What the task requires:
After locating the line that contains "Read this page and output its text content.", quote it and all lines after it through the end of the entries, and nothing more. Pictures stay out.

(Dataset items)
▽

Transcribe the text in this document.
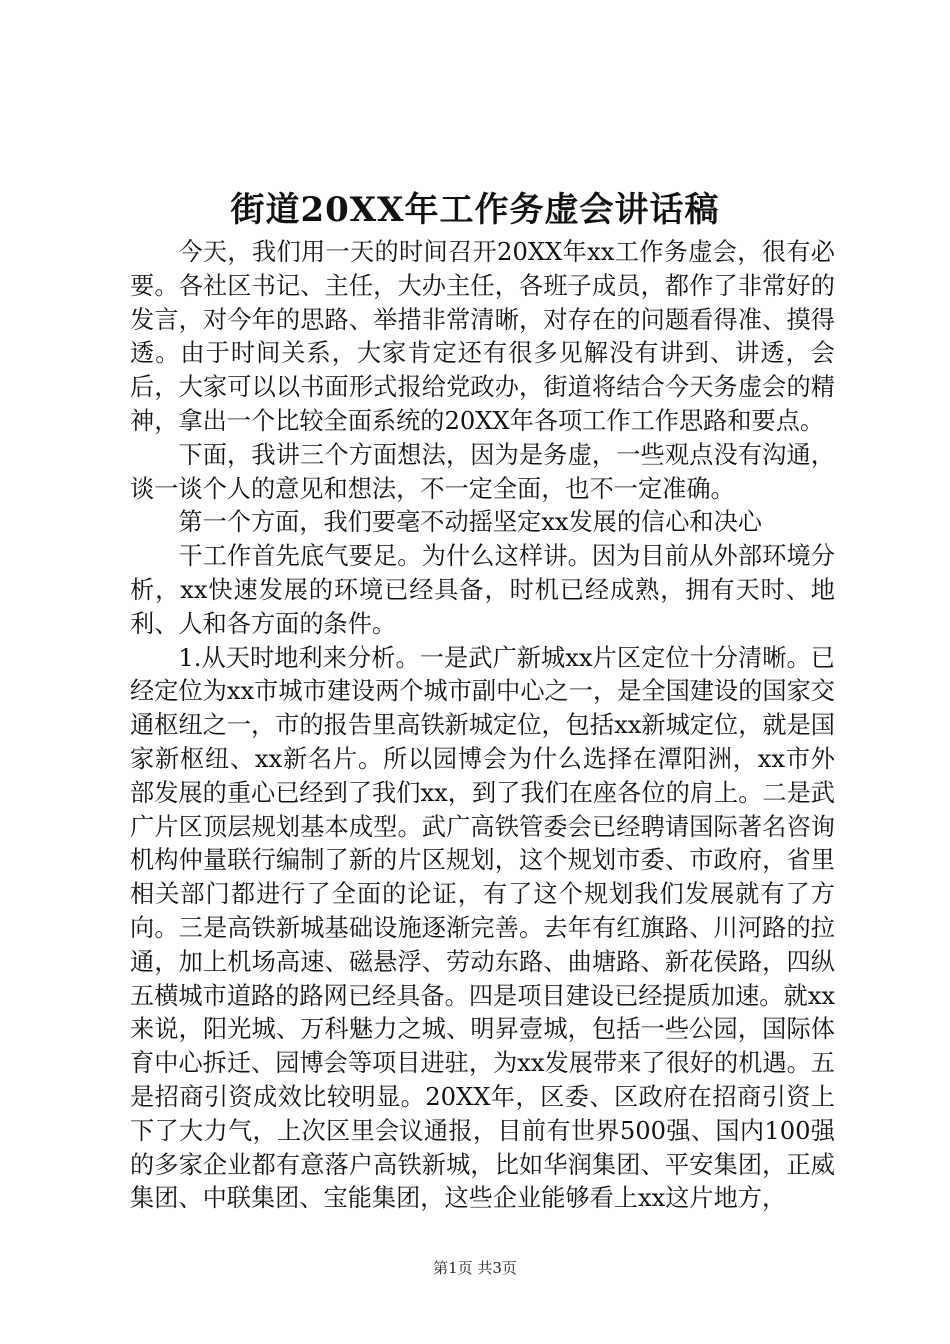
街道20XX年工作务虚会讲话稿

今天，我们用一天的时间召开20XX年xx工作务虚会，很有必要。各社区书记、主任，大办主任，各班子成员，都作了非常好的发言，对今年的思路、举措非常清晰，对存在的问题看得准、摸得透。由于时间关系，大家肯定还有很多见解没有讲到、讲透，会后，大家可以以书面形式报给党政办，街道将结合今天务虚会的精神，拿出一个比较全面系统的20XX年各项工作工作思路和要点。

下面，我讲三个方面想法，因为是务虚，一些观点没有沟通，谈一谈个人的意见和想法，不一定全面，也不一定准确。

第一个方面，我们要毫不动摇坚定xx发展的信心和决心

干工作首先底气要足。为什么这样讲。因为目前从外部环境分析，xx快速发展的环境已经具备，时机已经成熟，拥有天时、地利、人和各方面的条件。

1.从天时地利来分析。一是武广新城xx片区定位十分清晰。已经定位为xx市城市建设两个城市副中心之一，是全国建设的国家交通枢纽之一，市的报告里高铁新城定位，包括xx新城定位，就是国家新枢纽、xx新名片。所以园博会为什么选择在潭阳洲，xx市外部发展的重心已经到了我们xx，到了我们在座各位的肩上。二是武广片区顶层规划基本成型。武广高铁管委会已经聘请国际著名咨询机构仲量联行编制了新的片区规划，这个规划市委、市政府，省里相关部门都进行了全面的论证，有了这个规划我们发展就有了方向。三是高铁新城基础设施逐渐完善。去年有红旗路、川河路的拉通，加上机场高速、磁悬浮、劳动东路、曲塘路、新花侯路，四纵五横城市道路的路网已经具备。四是项目建设已经提质加速。就xx来说，阳光城、万科魅力之城、明昇壹城，包括一些公园，国际体育中心拆迁、园博会等项目进驻，为xx发展带来了很好的机遇。五是招商引资成效比较明显。20XX年，区委、区政府在招商引资上下了大力气，上次区里会议通报，目前有世界500强、国内100强的多家企业都有意落户高铁新城，比如华润集团、平安集团，正威集团、中联集团、宝能集团，这些企业能够看上xx这片地方，

第1页 共3页
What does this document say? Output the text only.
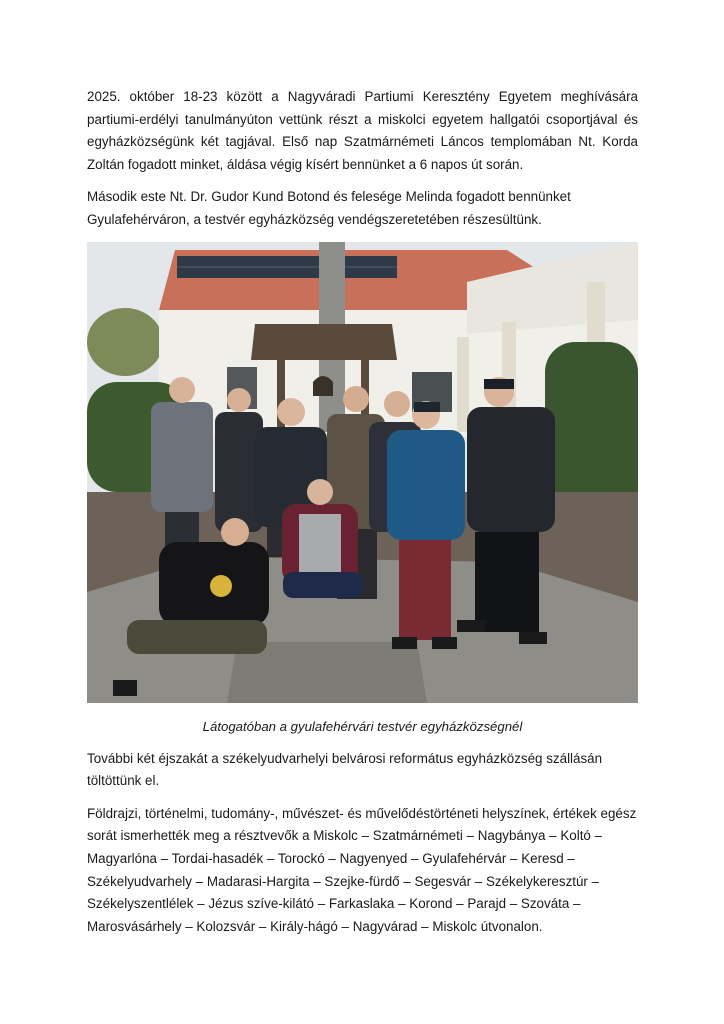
2025. október 18-23 között a Nagyváradi Partiumi Keresztény Egyetem meghívására partiumi-erdélyi tanulmányúton vettünk részt a miskolci egyetem hallgatói csoportjával és egyházközségünk két tagjával. Első nap Szatmárnémeti Láncos templomában Nt. Korda Zoltán fogadott minket, áldása végig kísért bennünket a 6 napos út során.

Második este Nt. Dr. Gudor Kund Botond és felesége Melinda fogadott bennünket Gyulafehérváron, a testvér egyházközség vendégszeretetében részesültünk.

Látogatóban a gyulafehérvári testvér egyházközségnél

További két éjszakát a székelyudvarhelyi belvárosi református egyházközség szállásán töltöttünk el.

Földrajzi, történelmi, tudomány-, művészet- és művelődéstörténeti helyszínek, értékek egész sorát ismerhették meg a résztvevők a Miskolc – Szatmárnémeti – Nagybánya – Koltó – Magyarlóna – Tordai-hasadék – Torockó – Nagyenyed – Gyulafehérvár – Keresd – Székelyudvarhely – Madarasi-Hargita – Szejke-fürdő – Segesvár – Székelykeresztúr – Székelyszentlélek – Jézus szíve-kilátó – Farkaslaka – Korond – Parajd – Szováta – Marosvásárhely – Kolozsvár – Király-hágó – Nagyvárad – Miskolc útvonalon.
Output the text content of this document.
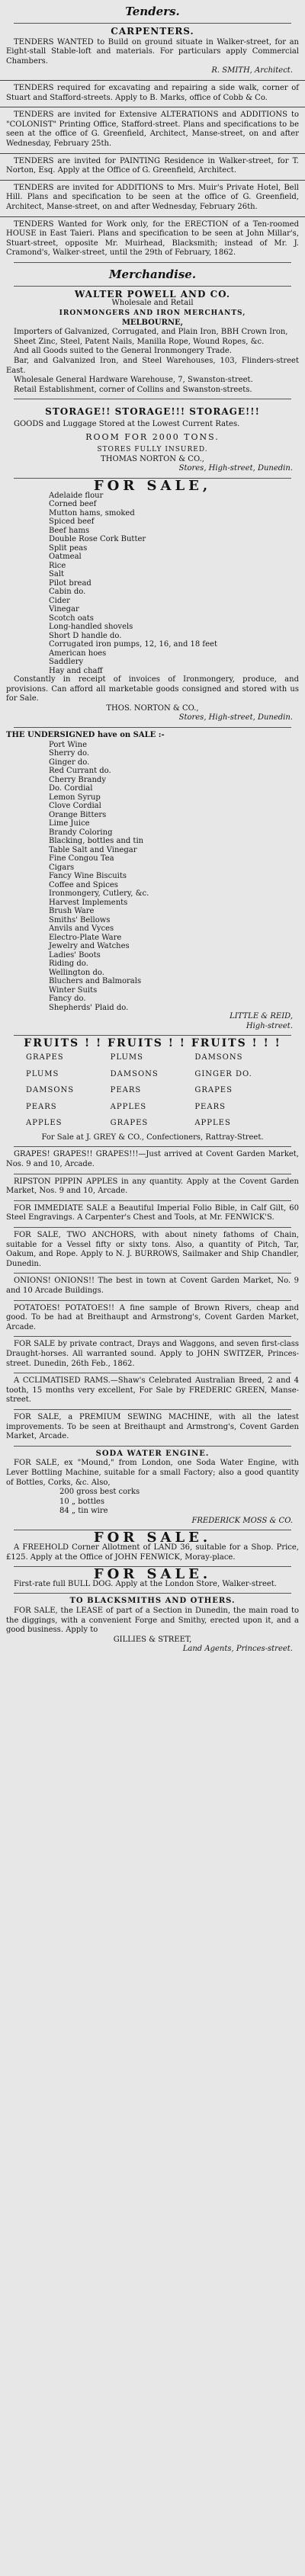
Tenders.
CARPENTERS.
TENDERS WANTED to Build on ground situate in Walker-street, for an Eight-stall Stable-loft and materials. For particulars apply Commercial Chambers.
R. SMITH, Architect.
TENDERS required for excavating and repairing a side walk, corner of Stuart and Stafford-streets. Apply to B. Marks, office of Cobb & Co.
TENDERS are invited for Extensive ALTERATIONS and ADDITIONS to "COLONIST" Printing Office, Stafford-street. Plans and specifications to be seen at the office of G. Greenfield, Architect, Manse-street, on and after Wednesday, February 25th.
TENDERS are invited for PAINTING Residence in Walker-street, for T. Norton, Esq. Apply at the Office of G. Greenfield, Architect.
TENDERS are invited for ADDITIONS to Mrs. Muir's Private Hotel, Bell Hill. Plans and specification to be seen at the office of G. Greenfield, Architect, Manse-street, on and after Wednesday, February 26th.
TENDERS Wanted for Work only, for the ERECTION of a Ten-roomed HOUSE in East Taieri. Plans and specification to be seen at John Millar's, Stuart-street, opposite Mr. Muirhead, Blacksmith; instead of Mr. J. Cramond's, Walker-street, until the 29th of February, 1862.
Merchandise.
WALTER POWELL AND CO.
Wholesale and Retail
IRONMONGERS AND IRON MERCHANTS,
MELBOURNE,
Importers of Galvanized, Corrugated, and Plain Iron, BBH Crown Iron,
Sheet Zinc, Steel, Patent Nails, Manilla Rope, Wound Ropes, &c.
And all Goods suited to the General Ironmongery Trade.
Bar, and Galvanized Iron, and Steel Warehouses, 103, Flinders-street East.
Wholesale General Hardware Warehouse, 7, Swanston-street.
Retail Establishment, corner of Collins and Swanston-streets.
STORAGE!! STORAGE!!! STORAGE!!!
GOODS and Luggage Stored at the Lowest Current Rates.
ROOM FOR 2000 TONS.
STORES FULLY INSURED.
THOMAS NORTON & CO.,
Stores, High-street, Dunedin.
FOR SALE,
Adelaide flour
Corned beef
Mutton hams, smoked
Spiced beef
Beef hams
Double Rose Cork Butter
Split peas
Oatmeal
Rice
Salt
Pilot bread
Cabin do.
Cider
Vinegar
Scotch oats
Long-handled shovels
Short D handle do.
Corrugated iron pumps, 12, 16, and 18 feet
American hoes
Saddlery
Hay and chaff
Constantly in receipt of invoices of Ironmongery, produce, and provisions. Can afford all marketable goods consigned and stored with us for Sale.
THOS. NORTON & CO.,
Stores, High-street, Dunedin.
THE UNDERSIGNED have on SALE :-
Port Wine
Sherry do.
Ginger do.
Red Currant do.
Cherry Brandy
Do. Cordial
Lemon Syrup
Clove Cordial
Orange Bitters
Lime Juice
Brandy Coloring
Blacking, bottles and tin
Table Salt and Vinegar
Fine Congou Tea
Cigars
Fancy Wine Biscuits
Coffee and Spices
Ironmongery, Cutlery, &c.
Harvest Implements
Brush Ware
Smiths' Bellows
Anvils and Vyces
Electro-Plate Ware
Jewelry and Watches
Ladies' Boots
Riding do.
Wellington do.
Bluchers and Balmorals
Winter Suits
Fancy do.
Shepherds' Plaid do.
LITTLE & REID,
High-street.
FRUITS ! ! FRUITS ! ! FRUITS ! ! !
GRAPES	PLUMS	DAMSONS
PLUMS	DAMSONS	GINGER DO.
DAMSONS	PEARS	GRAPES
PEARS	APPLES	PEARS
APPLES	GRAPES	APPLES
For Sale at J. GREY & CO., Confectioners, Rattray-Street.
GRAPES! GRAPES!! GRAPES!!!—Just arrived at Covent Garden Market, Nos. 9 and 10, Arcade.
RIPSTON PIPPIN APPLES in any quantity. Apply at the Covent Garden Market, Nos. 9 and 10, Arcade.
FOR IMMEDIATE SALE a Beautiful Imperial Folio Bible, in Calf Gilt, 60 Steel Engravings. A Carpenter's Chest and Tools, at Mr. FENWICK'S.
FOR SALE, TWO ANCHORS, with about ninety fathoms of Chain, suitable for a Vessel fifty or sixty tons. Also, a quantity of Pitch, Tar, Oakum, and Rope. Apply to N. J. BURROWS, Sailmaker and Ship Chandler, Dunedin.
ONIONS! ONIONS!! The best in town at Covent Garden Market, No. 9 and 10 Arcade Buildings.
POTATOES! POTATOES!! A fine sample of Brown Rivers, cheap and good. To be had at Breithaupt and Armstrong's, Covent Garden Market, Arcade.
FOR SALE by private contract, Drays and Waggons, and seven first-class Draught-horses. All warranted sound. Apply to JOHN SWITZER, Princes-street. Dunedin, 26th Feb., 1862.
A CCLIMATISED RAMS.—Shaw's Celebrated Australian Breed, 2 and 4 tooth, 15 months very excellent, For Sale by FREDERIC GREEN, Manse-street.
FOR SALE, a PREMIUM SEWING MACHINE, with all the latest improvements. To be seen at Breithaupt and Armstrong's, Covent Garden Market, Arcade.
SODA WATER ENGINE.
FOR SALE, ex "Mound," from London, one Soda Water Engine, with Lever Bottling Machine, suitable for a small Factory; also a good quantity of Bottles, Corks, &c. Also,
200 gross best corks
10 „ bottles
84 „ tin wire
FREDERICK MOSS & CO.
FOR SALE.
A FREEHOLD Corner Allotment of LAND 36, suitable for a Shop. Price, £125. Apply at the Office of JOHN FENWICK, Moray-place.
FOR SALE.
First-rate full BULL DOG. Apply at the London Store, Walker-street.
TO BLACKSMITHS AND OTHERS.
FOR SALE, the LEASE of part of a Section in Dunedin, the main road to the diggings, with a convenient Forge and Smithy, erected upon it, and a good business. Apply to
GILLIES & STREET,
Land Agents, Princes-street.
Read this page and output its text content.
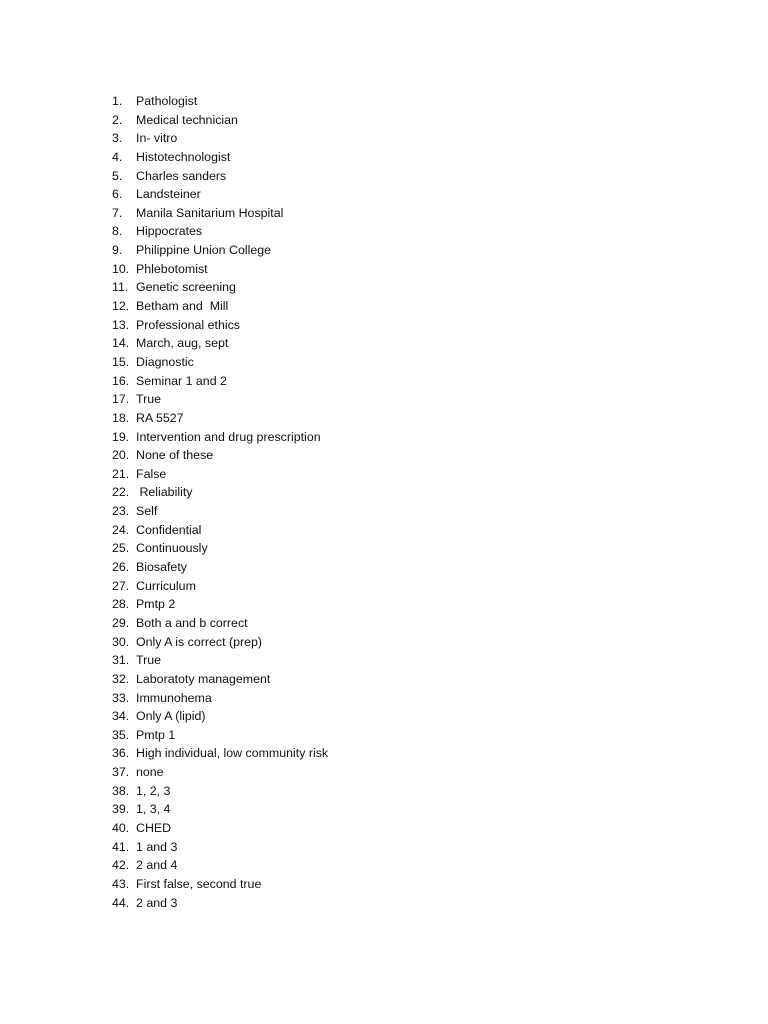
1.	Pathologist
2.	Medical technician
3.	In- vitro
4.	Histotechnologist
5.	Charles sanders
6.	Landsteiner
7.	Manila Sanitarium Hospital
8.	Hippocrates
9.	Philippine Union College
10. Phlebotomist
11. Genetic screening
12. Betham and  Mill
13. Professional ethics
14. March, aug, sept
15. Diagnostic
16. Seminar 1 and 2
17. True
18. RA 5527
19. Intervention and drug prescription
20. None of these
21. False
22. Reliability
23. Self
24. Confidential
25. Continuously
26. Biosafety
27. Curriculum
28. Pmtp 2
29. Both a and b correct
30. Only A is correct (prep)
31. True
32. Laboratoty management
33. Immunohema
34. Only A (lipid)
35. Pmtp 1
36. High individual, low community risk
37. none
38. 1, 2, 3
39. 1, 3, 4
40. CHED
41. 1 and 3
42. 2 and 4
43. First false, second true
44. 2 and 3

△

Expected output:
Read this page and output its text content.
1.	Pathologist
2.	Medical technician
3.	In- vitro
4.	Histotechnologist
5.	Charles sanders
6.	Landsteiner
7.	Manila Sanitarium Hospital
8.	Hippocrates
9.	Philippine Union College
10. Phlebotomist
11. Genetic screening
12. Betham and  Mill
13. Professional ethics
14. March, aug, sept
15. Diagnostic
16. Seminar 1 and 2
17. True
18. RA 5527
19. Intervention and drug prescription
20. None of these
21. False
22. Reliability
23. Self
24. Confidential
25. Continuously
26. Biosafety
27. Curriculum
28. Pmtp 2
29. Both a and b correct
30. Only A is correct (prep)
31. True
32. Laboratoty management
33. Immunohema
34. Only A (lipid)
35. Pmtp 1
36. High individual, low community risk
37. none
38. 1, 2, 3
39. 1, 3, 4
40. CHED
41. 1 and 3
42. 2 and 4
43. First false, second true
44. 2 and 3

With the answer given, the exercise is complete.